(Exercice écrit): Dans l'extrait choisi sur le racisme chez les jeunes en Israël, quel était le thème du cours de Bible donné en classe de première année de lycée ?

(Extrait choisi):
Un livre à paraître révèle que la haine ethnique est devenue un élément essentiel de la vie quotidienne de la jeunesse israélienne.
« Pour moi, personnellement, les Arabes sont quelque chose que je ne peux pas voir et ne supporte pas, » dit une lycéenne dans la partie centrale du pays dans en hébreu abominable. « Je
suis extrêmement raciste. Je viens d’une maison raciste. Si j’ai la
chance dans l’armée de tirer sur l’un d’entre eux, je n’hésiterai pas.
Je suis prête à tuer quelqu’un de mes propres mains, et c’est un Arabe.
Dans mon éducation, j’ai appris que ... leur éducation est d’être des
terroristes, et ils ne croient en rien. Je vis dans une région d’Arabes,
et tous les jours je vois ces Ismaélites qui passent devant l’arrêt de
bus et qui sifflent. Je leur souhaite la mort. »
Les
commentaires de l’élève apparaissent dans un chapitre consacré à
l’appartenance ethnique et le racisme chez les jeunes et sont tirés d’un
livre à paraître, Scènes de la vie scolaire (en hébreu) par Idan
Yaron et Yoram Harpaz. Le livre est basé sur des observations
anthropologiques faites par le Dr Yaron, un sociologue, pendant trois
ans sur une période de six ans, dans un lycée laïc dans le centre
d’Israël - « l’école la plus banale que nous avons pu trouver, » dit Harpaz, un professeur d’éducation.
Le
livre est tout simplement passionnant, surtout maintenant après les
manifestations ouvertes de racisme et de haine de l’Autre qui ont été
révélées dans le pays au cours du mois passé. « Révélées » n’est
peut-être pas le mot juste, car il laisse entendre une surprise devant
l’intensité du phénomène. Mais les descriptions de Yaron de ce qu’il a
vu à l’école montrent que cette haine est un élément essentiel de la vie
quotidienne chez les jeunes, et un élément clé de leur identité. Yaron
décrit la haine sans lunettes roses et sans aucune tentative de la
présenter comme un signe « d’unité » sociale. Ce qu’il a observé est de
la haine pure. Une conclusion qui découle du texte est l’incapacité du
système d’éducation – ou son peu d’empressement - à régler le problème
du racisme.
Tous les éducateurs ne sont pas indifférents ou
inefficaces. Il y a, bien sûr, les enseignants et d’autres dans
l’éducation qui adoptent une approche différente, qui osent essayer de
contrer le système. Mais ils sont une minorité. La logique interne du
système fonctionne différemment.
Une grande partie du chapitre sur
le racisme tourne autour des enseignements de la Bible dans une classe
de première année de lycée, dont le thème était la vengeance. « Le
cours commence, et les suggestions d’exemples de vengeance des élèves
sont écrites sur le tableau noir, » raconte le professeur Yaron. Un
élève nommé Yoav « insiste pour dire que la vengeance est une émotion
importante. Il utilise le matériel à l’étude pour marteler son message
semi-secrète : Tous les Arabes devraient être tués. La classe entre en
tumulte. Cinq élèves sont d’accord avec Yoav et disent ouvertement : Les
Arabes doivent être tués. »

(Lignes de données):
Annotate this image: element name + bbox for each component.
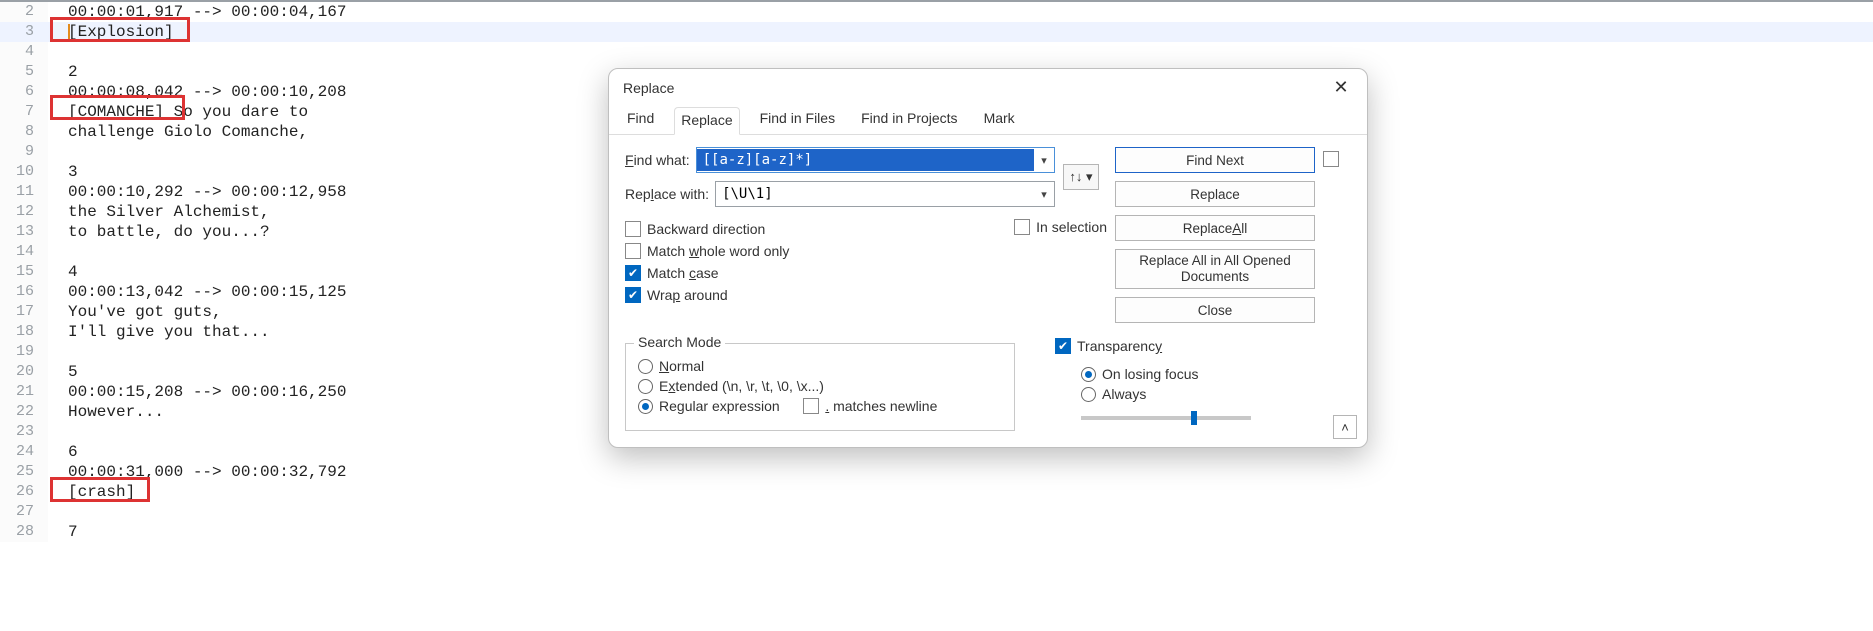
--
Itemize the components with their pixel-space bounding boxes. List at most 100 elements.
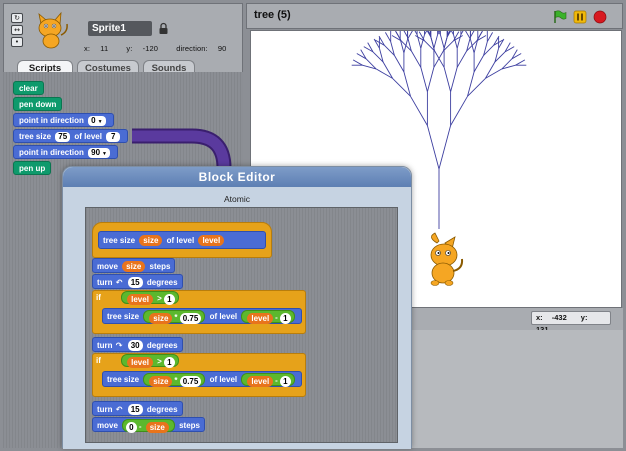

(Réponse ci-dessous): La vengeance.